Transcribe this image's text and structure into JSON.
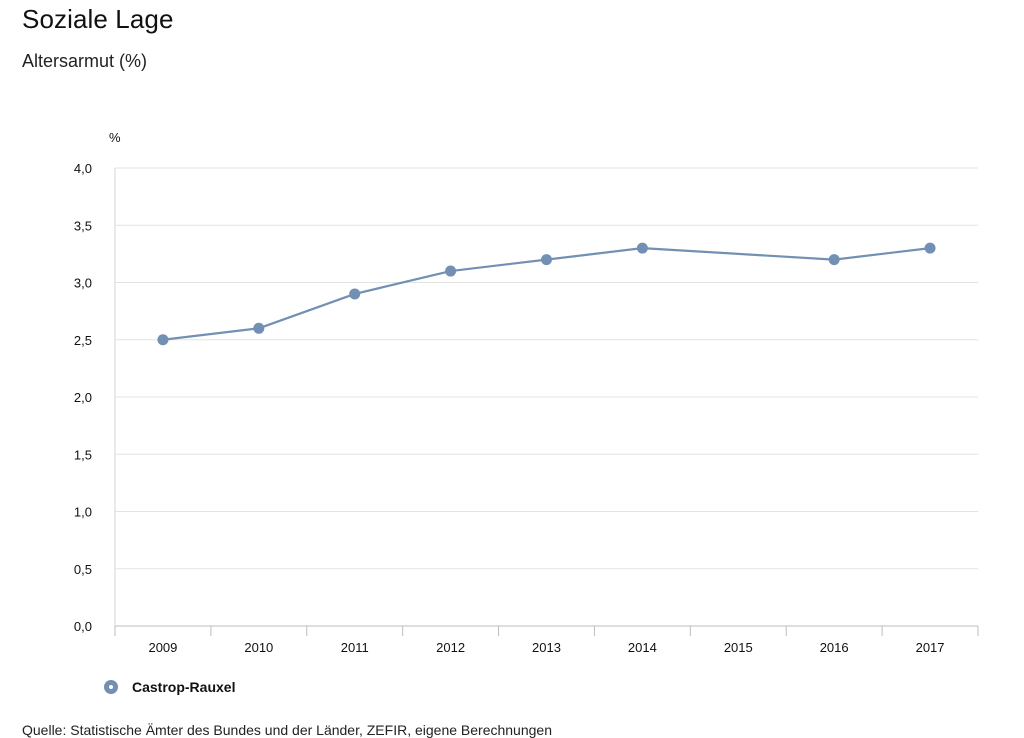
{
  "chart_data": {
    "type": "line",
    "title": "Soziale Lage",
    "subtitle": "Altersarmut (%)",
    "ylabel": "%",
    "xlabel": "",
    "ylim": [
      0,
      4
    ],
    "yticks": [
      "0,0",
      "0,5",
      "1,0",
      "1,5",
      "2,0",
      "2,5",
      "3,0",
      "3,5",
      "4,0"
    ],
    "grid": true,
    "categories": [
      "2009",
      "2010",
      "2011",
      "2012",
      "2013",
      "2014",
      "2015",
      "2016",
      "2017"
    ],
    "series": [
      {
        "name": "Castrop-Rauxel",
        "color": "#7190b3",
        "values": [
          2.5,
          2.6,
          2.9,
          3.1,
          3.2,
          3.3,
          null,
          3.2,
          3.3
        ]
      }
    ],
    "legend_position": "bottom-left",
    "source": "Quelle: Statistische Ämter des Bundes und der Länder, ZEFIR, eigene Berechnungen"
  }
}
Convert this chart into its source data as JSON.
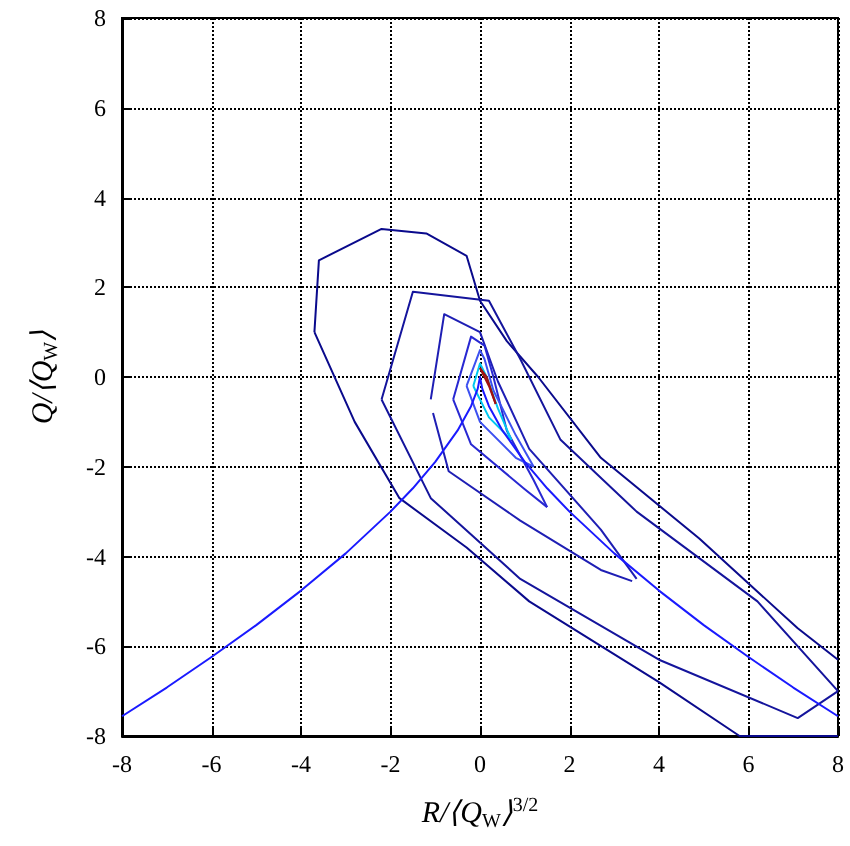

++++++++++

* Your objective *
Pick out all lines containing the string "into".

* Task output *
Transcribe this image's text and structure into JSON.
Convert this chart into its source data as JSON.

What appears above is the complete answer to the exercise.